==== RECORDS TO PROCESS

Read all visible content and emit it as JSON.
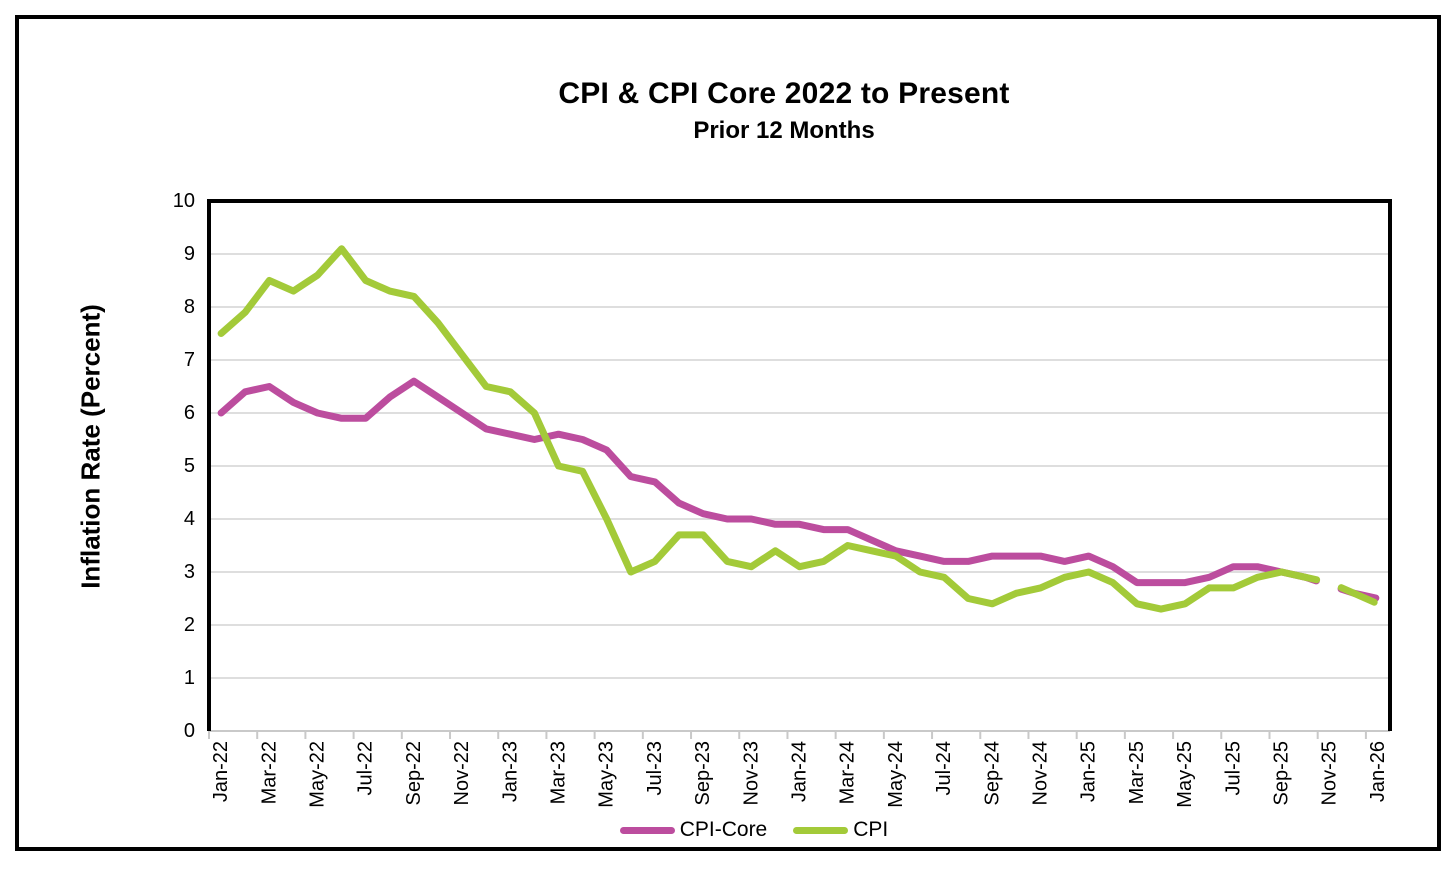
{
  "title": "CPI & CPI Core  2022 to Present",
  "subtitle": "Prior 12 Months",
  "chart_data": {
    "type": "line",
    "title": "CPI & CPI Core  2022 to Present",
    "subtitle": "Prior 12 Months",
    "ylabel": "Inflation Rate (Percent)",
    "xlabel": "",
    "ylim": [
      0,
      10
    ],
    "y_ticks": [
      0,
      1,
      2,
      3,
      4,
      5,
      6,
      7,
      8,
      9,
      10
    ],
    "grid": true,
    "legend_position": "bottom",
    "x_tick_label_every": 2,
    "dashed_from_index": 44,
    "x": [
      "Jan-22",
      "Feb-22",
      "Mar-22",
      "Apr-22",
      "May-22",
      "Jun-22",
      "Jul-22",
      "Aug-22",
      "Sep-22",
      "Oct-22",
      "Nov-22",
      "Dec-22",
      "Jan-23",
      "Feb-23",
      "Mar-23",
      "Apr-23",
      "May-23",
      "Jun-23",
      "Jul-23",
      "Aug-23",
      "Sep-23",
      "Oct-23",
      "Nov-23",
      "Dec-23",
      "Jan-24",
      "Feb-24",
      "Mar-24",
      "Apr-24",
      "May-24",
      "Jun-24",
      "Jul-24",
      "Aug-24",
      "Sep-24",
      "Oct-24",
      "Nov-24",
      "Dec-24",
      "Jan-25",
      "Feb-25",
      "Mar-25",
      "Apr-25",
      "May-25",
      "Jun-25",
      "Jul-25",
      "Aug-25",
      "Sep-25",
      "Oct-25",
      "Nov-25",
      "Dec-25",
      "Jan-26"
    ],
    "series": [
      {
        "name": "CPI-Core",
        "color": "#bc4d9e",
        "values": [
          6.0,
          6.4,
          6.5,
          6.2,
          6.0,
          5.9,
          5.9,
          6.3,
          6.6,
          6.3,
          6.0,
          5.7,
          5.6,
          5.5,
          5.6,
          5.5,
          5.3,
          4.8,
          4.7,
          4.3,
          4.1,
          4.0,
          4.0,
          3.9,
          3.9,
          3.8,
          3.8,
          3.6,
          3.4,
          3.3,
          3.2,
          3.2,
          3.3,
          3.3,
          3.3,
          3.2,
          3.3,
          3.1,
          2.8,
          2.8,
          2.8,
          2.9,
          3.1,
          3.1,
          3.0,
          2.9,
          2.75,
          2.6,
          2.5
        ]
      },
      {
        "name": "CPI",
        "color": "#a3ca39",
        "values": [
          7.5,
          7.9,
          8.5,
          8.3,
          8.6,
          9.1,
          8.5,
          8.3,
          8.2,
          7.7,
          7.1,
          6.5,
          6.4,
          6.0,
          5.0,
          4.9,
          4.0,
          3.0,
          3.2,
          3.7,
          3.7,
          3.2,
          3.1,
          3.4,
          3.1,
          3.2,
          3.5,
          3.4,
          3.3,
          3.0,
          2.9,
          2.5,
          2.4,
          2.6,
          2.7,
          2.9,
          3.0,
          2.8,
          2.4,
          2.3,
          2.4,
          2.7,
          2.7,
          2.9,
          3.0,
          2.9,
          2.8,
          2.6,
          2.4
        ]
      }
    ]
  },
  "colors": {
    "cpi_core": "#bc4d9e",
    "cpi": "#a3ca39",
    "gridline": "#d9d9d9",
    "bottom_axis": "#c9c9c9",
    "plot_border": "#000000"
  }
}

========

WRITTEN EXERCISE: Quote the material word for word, dropping any images it holds.

THE REPLY:
Read all visible content and emit it as JSON.
{
  "title": "CPI & CPI Core  2022 to Present",
  "subtitle": "Prior 12 Months",
  "chart_data": {
    "type": "line",
    "title": "CPI & CPI Core  2022 to Present",
    "subtitle": "Prior 12 Months",
    "ylabel": "Inflation Rate (Percent)",
    "xlabel": "",
    "ylim": [
      0,
      10
    ],
    "y_ticks": [
      0,
      1,
      2,
      3,
      4,
      5,
      6,
      7,
      8,
      9,
      10
    ],
    "grid": true,
    "legend_position": "bottom",
    "x_tick_label_every": 2,
    "dashed_from_index": 44,
    "x": [
      "Jan-22",
      "Feb-22",
      "Mar-22",
      "Apr-22",
      "May-22",
      "Jun-22",
      "Jul-22",
      "Aug-22",
      "Sep-22",
      "Oct-22",
      "Nov-22",
      "Dec-22",
      "Jan-23",
      "Feb-23",
      "Mar-23",
      "Apr-23",
      "May-23",
      "Jun-23",
      "Jul-23",
      "Aug-23",
      "Sep-23",
      "Oct-23",
      "Nov-23",
      "Dec-23",
      "Jan-24",
      "Feb-24",
      "Mar-24",
      "Apr-24",
      "May-24",
      "Jun-24",
      "Jul-24",
      "Aug-24",
      "Sep-24",
      "Oct-24",
      "Nov-24",
      "Dec-24",
      "Jan-25",
      "Feb-25",
      "Mar-25",
      "Apr-25",
      "May-25",
      "Jun-25",
      "Jul-25",
      "Aug-25",
      "Sep-25",
      "Oct-25",
      "Nov-25",
      "Dec-25",
      "Jan-26"
    ],
    "series": [
      {
        "name": "CPI-Core",
        "color": "#bc4d9e",
        "values": [
          6.0,
          6.4,
          6.5,
          6.2,
          6.0,
          5.9,
          5.9,
          6.3,
          6.6,
          6.3,
          6.0,
          5.7,
          5.6,
          5.5,
          5.6,
          5.5,
          5.3,
          4.8,
          4.7,
          4.3,
          4.1,
          4.0,
          4.0,
          3.9,
          3.9,
          3.8,
          3.8,
          3.6,
          3.4,
          3.3,
          3.2,
          3.2,
          3.3,
          3.3,
          3.3,
          3.2,
          3.3,
          3.1,
          2.8,
          2.8,
          2.8,
          2.9,
          3.1,
          3.1,
          3.0,
          2.9,
          2.75,
          2.6,
          2.5
        ]
      },
      {
        "name": "CPI",
        "color": "#a3ca39",
        "values": [
          7.5,
          7.9,
          8.5,
          8.3,
          8.6,
          9.1,
          8.5,
          8.3,
          8.2,
          7.7,
          7.1,
          6.5,
          6.4,
          6.0,
          5.0,
          4.9,
          4.0,
          3.0,
          3.2,
          3.7,
          3.7,
          3.2,
          3.1,
          3.4,
          3.1,
          3.2,
          3.5,
          3.4,
          3.3,
          3.0,
          2.9,
          2.5,
          2.4,
          2.6,
          2.7,
          2.9,
          3.0,
          2.8,
          2.4,
          2.3,
          2.4,
          2.7,
          2.7,
          2.9,
          3.0,
          2.9,
          2.8,
          2.6,
          2.4
        ]
      }
    ]
  },
  "colors": {
    "cpi_core": "#bc4d9e",
    "cpi": "#a3ca39",
    "gridline": "#d9d9d9",
    "bottom_axis": "#c9c9c9",
    "plot_border": "#000000"
  }
}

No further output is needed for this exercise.